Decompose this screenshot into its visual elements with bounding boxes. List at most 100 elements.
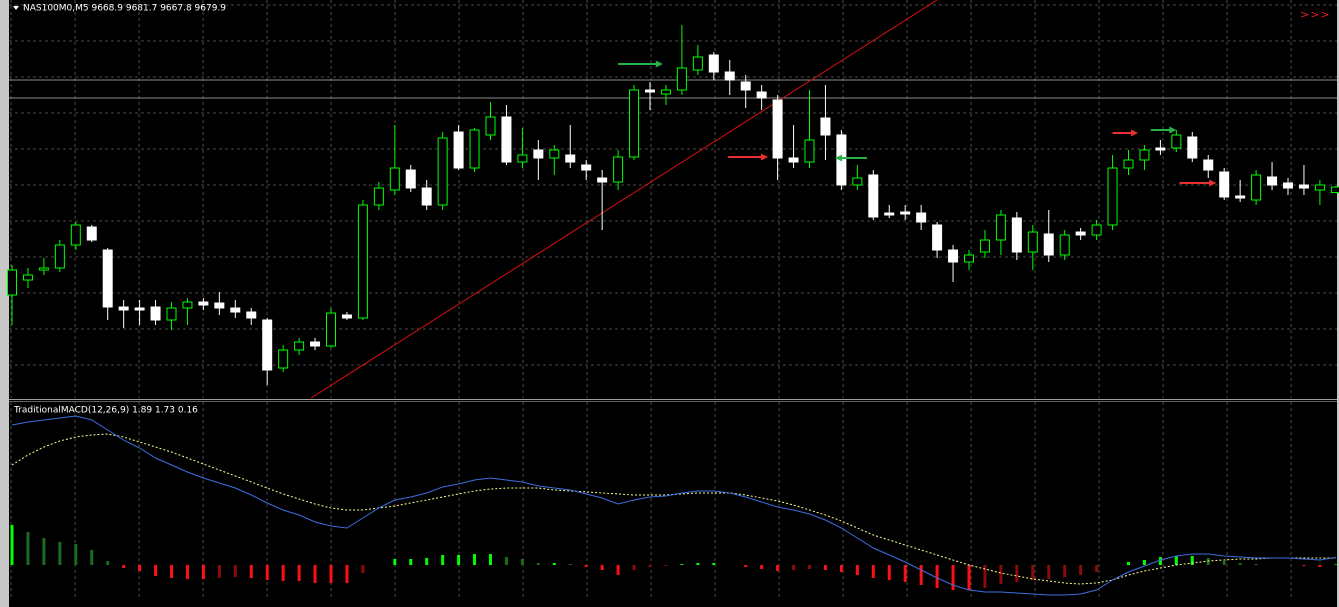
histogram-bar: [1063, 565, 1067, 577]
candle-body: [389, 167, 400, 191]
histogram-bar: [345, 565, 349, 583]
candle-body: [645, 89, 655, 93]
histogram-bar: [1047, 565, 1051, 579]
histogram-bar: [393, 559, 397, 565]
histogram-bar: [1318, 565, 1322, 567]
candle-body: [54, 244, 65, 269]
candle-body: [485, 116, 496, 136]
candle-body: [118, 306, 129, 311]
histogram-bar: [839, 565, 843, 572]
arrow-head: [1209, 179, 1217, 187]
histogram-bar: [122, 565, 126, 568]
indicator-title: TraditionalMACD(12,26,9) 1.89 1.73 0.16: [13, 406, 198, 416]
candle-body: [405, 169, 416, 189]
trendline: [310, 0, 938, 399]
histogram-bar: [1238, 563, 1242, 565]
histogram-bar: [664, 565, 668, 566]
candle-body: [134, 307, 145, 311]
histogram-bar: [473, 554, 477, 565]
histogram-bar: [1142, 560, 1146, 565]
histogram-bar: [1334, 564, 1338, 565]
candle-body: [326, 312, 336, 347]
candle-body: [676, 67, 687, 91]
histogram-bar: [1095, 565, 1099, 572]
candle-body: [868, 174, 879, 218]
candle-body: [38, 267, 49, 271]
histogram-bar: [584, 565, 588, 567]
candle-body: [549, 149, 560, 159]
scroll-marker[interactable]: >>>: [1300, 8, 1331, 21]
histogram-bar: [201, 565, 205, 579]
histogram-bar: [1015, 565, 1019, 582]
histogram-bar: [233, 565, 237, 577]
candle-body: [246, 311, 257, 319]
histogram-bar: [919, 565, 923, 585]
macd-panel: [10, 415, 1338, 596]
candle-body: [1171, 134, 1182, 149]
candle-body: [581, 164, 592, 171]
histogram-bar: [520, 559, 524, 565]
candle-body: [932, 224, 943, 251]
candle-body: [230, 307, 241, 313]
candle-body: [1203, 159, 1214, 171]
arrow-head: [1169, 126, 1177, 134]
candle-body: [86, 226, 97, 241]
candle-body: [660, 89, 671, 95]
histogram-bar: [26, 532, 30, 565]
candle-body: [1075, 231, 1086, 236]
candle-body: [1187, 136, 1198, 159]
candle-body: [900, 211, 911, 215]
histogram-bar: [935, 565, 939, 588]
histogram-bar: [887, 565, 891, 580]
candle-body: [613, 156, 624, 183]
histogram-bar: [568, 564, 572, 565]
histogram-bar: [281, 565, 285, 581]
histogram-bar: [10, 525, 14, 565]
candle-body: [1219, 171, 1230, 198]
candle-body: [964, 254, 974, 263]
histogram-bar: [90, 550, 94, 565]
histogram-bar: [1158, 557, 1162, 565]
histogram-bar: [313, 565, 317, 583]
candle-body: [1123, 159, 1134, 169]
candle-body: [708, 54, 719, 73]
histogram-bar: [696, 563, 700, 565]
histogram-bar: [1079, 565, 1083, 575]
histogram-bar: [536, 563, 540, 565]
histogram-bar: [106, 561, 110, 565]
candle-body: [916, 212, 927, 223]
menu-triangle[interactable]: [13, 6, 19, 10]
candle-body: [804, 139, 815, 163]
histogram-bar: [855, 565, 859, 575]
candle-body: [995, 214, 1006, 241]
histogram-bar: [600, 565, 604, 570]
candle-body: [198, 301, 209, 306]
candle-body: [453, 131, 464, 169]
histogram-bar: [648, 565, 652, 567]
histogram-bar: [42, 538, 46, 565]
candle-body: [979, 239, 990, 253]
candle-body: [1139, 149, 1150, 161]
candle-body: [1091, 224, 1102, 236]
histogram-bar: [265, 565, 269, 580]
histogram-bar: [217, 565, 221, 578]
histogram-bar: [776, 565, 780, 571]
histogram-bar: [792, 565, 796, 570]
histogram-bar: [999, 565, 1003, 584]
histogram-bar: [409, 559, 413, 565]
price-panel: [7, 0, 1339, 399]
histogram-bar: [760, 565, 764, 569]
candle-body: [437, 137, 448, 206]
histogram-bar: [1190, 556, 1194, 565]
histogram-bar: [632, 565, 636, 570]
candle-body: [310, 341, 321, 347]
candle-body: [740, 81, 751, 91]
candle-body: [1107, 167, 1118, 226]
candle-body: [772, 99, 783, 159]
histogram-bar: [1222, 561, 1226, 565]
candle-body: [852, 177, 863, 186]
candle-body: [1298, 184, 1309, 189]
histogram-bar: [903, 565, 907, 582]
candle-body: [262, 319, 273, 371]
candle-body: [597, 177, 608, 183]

——

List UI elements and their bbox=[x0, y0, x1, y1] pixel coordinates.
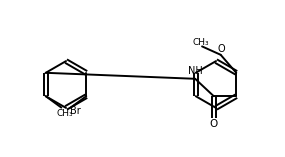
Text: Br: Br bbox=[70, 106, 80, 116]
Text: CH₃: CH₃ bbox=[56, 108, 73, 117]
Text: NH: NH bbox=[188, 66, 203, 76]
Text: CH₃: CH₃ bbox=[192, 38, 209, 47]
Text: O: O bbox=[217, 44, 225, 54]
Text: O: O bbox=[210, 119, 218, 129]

——

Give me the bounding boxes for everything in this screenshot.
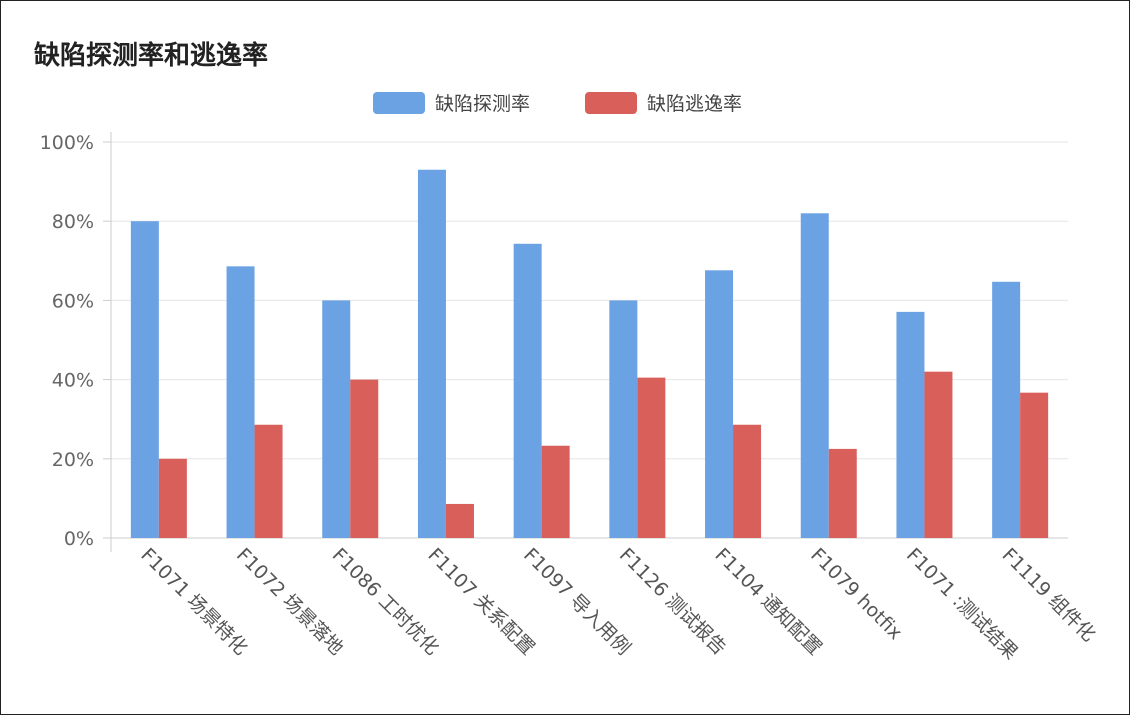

——

Turn the data between the lines holding "List UI elements" and "Text: O: O bbox=[210, 119, 218, 129]", inclusive, into a numbered list with blank lines omitted. Leave out the pictures.

1. List UI elements and their bbox=[x0, y0, x1, y1] pixel coordinates.
2. Text: Br: Br bbox=[70, 106, 80, 116]
3. Text: CH₃: CH₃ bbox=[56, 108, 73, 117]
4. Text: NH: NH bbox=[188, 66, 203, 76]
5. Text: CH₃: CH₃ bbox=[192, 38, 209, 47]
6. Text: O: O bbox=[217, 44, 225, 54]
7. Text: O: O bbox=[210, 119, 218, 129]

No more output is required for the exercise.